| SET TASK |
Carry none of the pictures over; write out the complete data exactly.

:: GIVEN DATA

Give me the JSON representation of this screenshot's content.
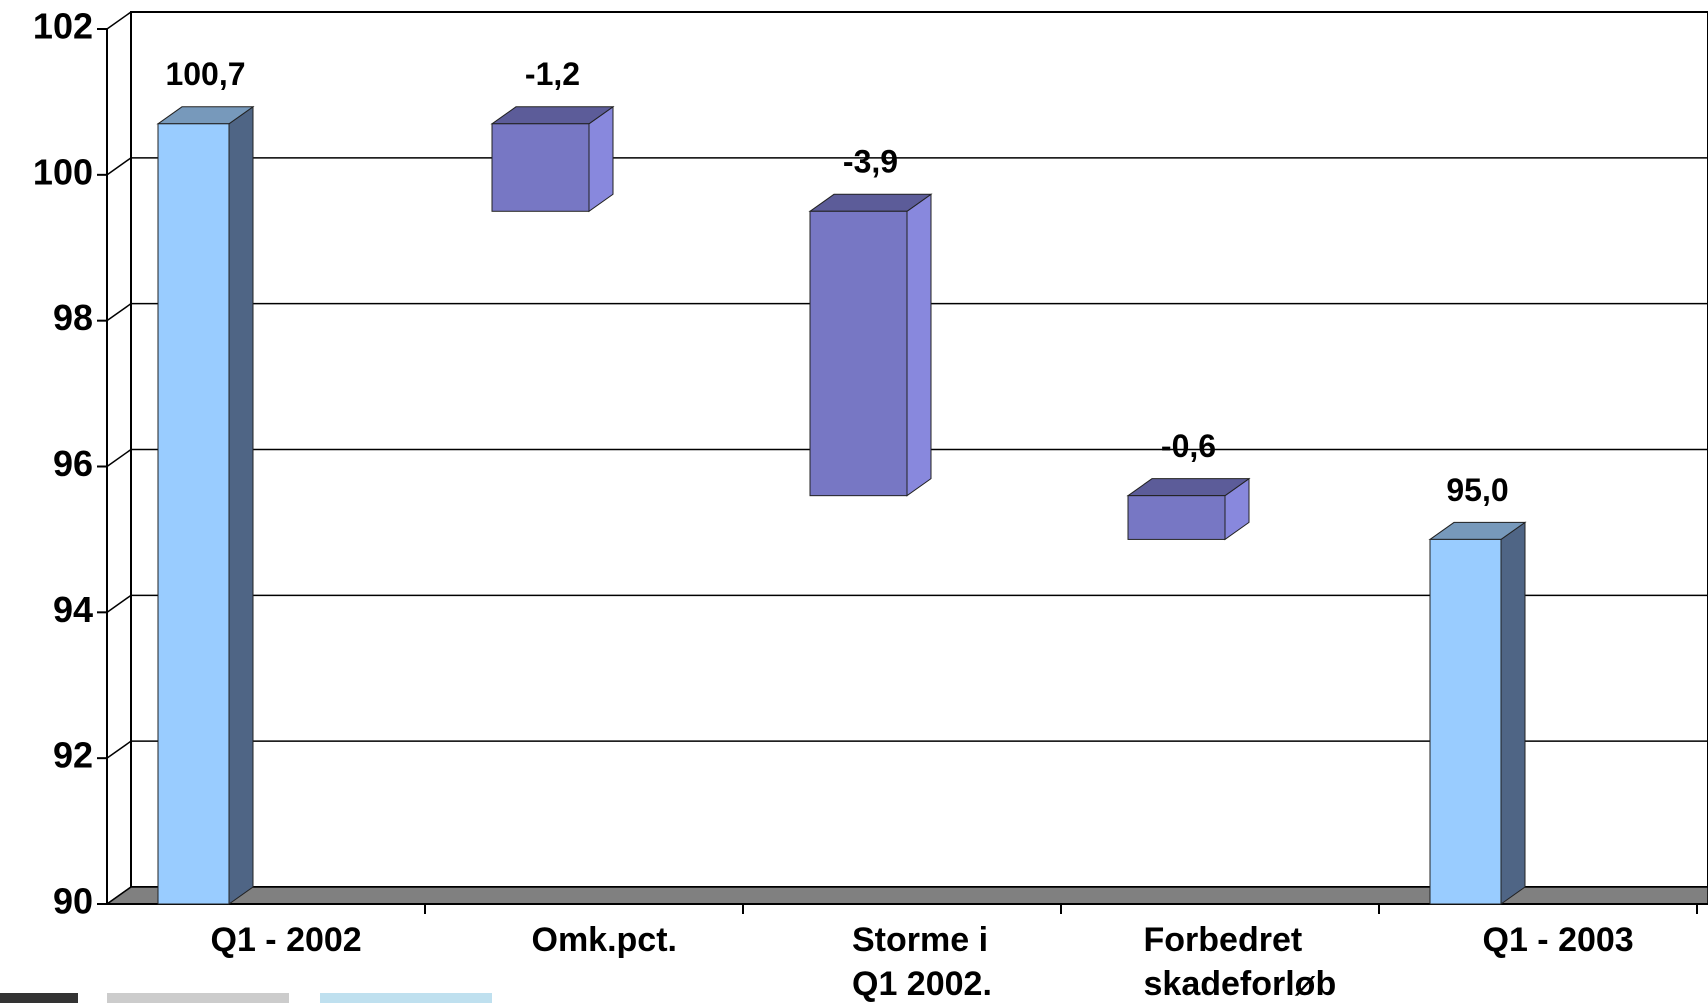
{
  "chart_data": {
    "type": "waterfall",
    "categories": [
      "Q1 - 2002",
      "Omk.pct.",
      "Storme i\nQ1 2002.",
      "Forbedret\nskadeforløb",
      "Q1 - 2003"
    ],
    "values": [
      100.7,
      -1.2,
      -3.9,
      -0.6,
      95.0
    ],
    "value_labels": [
      "100,7",
      "-1,2",
      "-3,9",
      "-0,6",
      "95,0"
    ],
    "total_color": "#99ccff",
    "delta_color": "#7777c4",
    "ylim": [
      90,
      102
    ],
    "yticks": [
      90,
      92,
      94,
      96,
      98,
      100,
      102
    ],
    "grid": true
  }
}
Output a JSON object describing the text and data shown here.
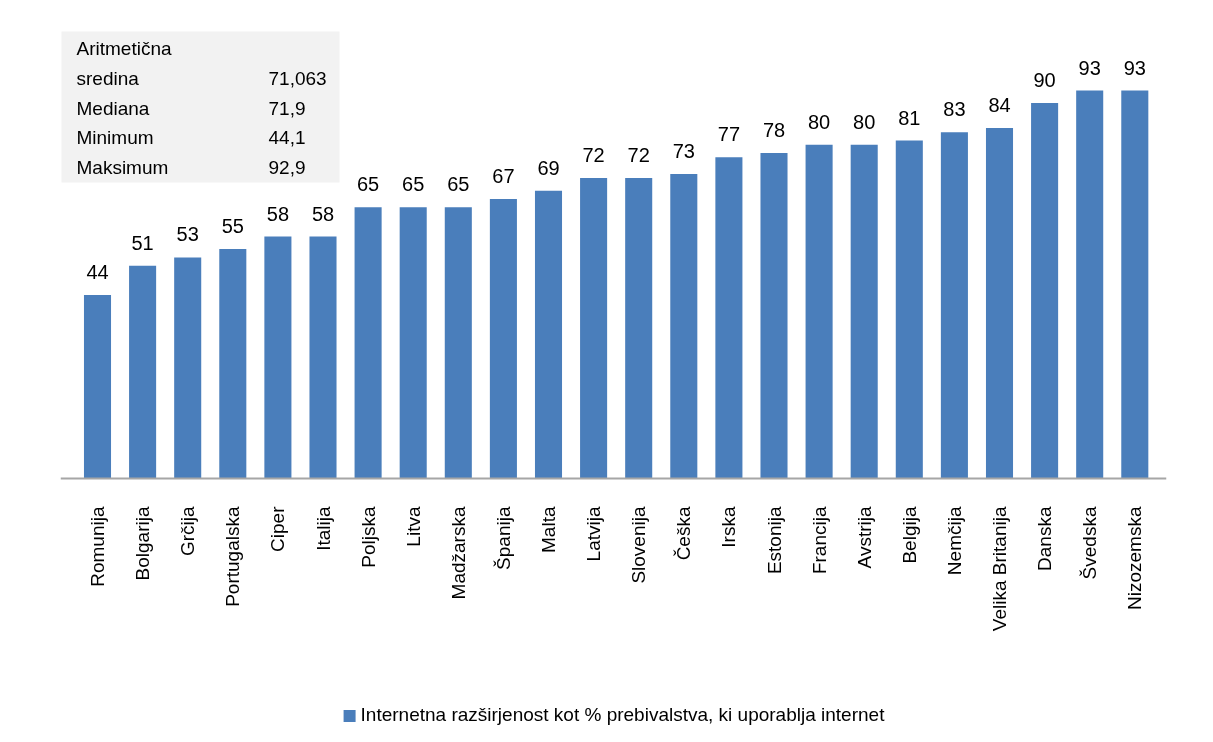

::::

| SOLUTION |
Give me the JSON representation of this screenshot's content.
{
  "chart_data": {
    "type": "waterfall",
    "categories": [
      "Q1 - 2002",
      "Omk.pct.",
      "Storme i\nQ1 2002.",
      "Forbedret\nskadeforløb",
      "Q1 - 2003"
    ],
    "values": [
      100.7,
      -1.2,
      -3.9,
      -0.6,
      95.0
    ],
    "value_labels": [
      "100,7",
      "-1,2",
      "-3,9",
      "-0,6",
      "95,0"
    ],
    "total_color": "#99ccff",
    "delta_color": "#7777c4",
    "ylim": [
      90,
      102
    ],
    "yticks": [
      90,
      92,
      94,
      96,
      98,
      100,
      102
    ],
    "grid": true
  }
}
Output a JSON object describing the text and data shown here.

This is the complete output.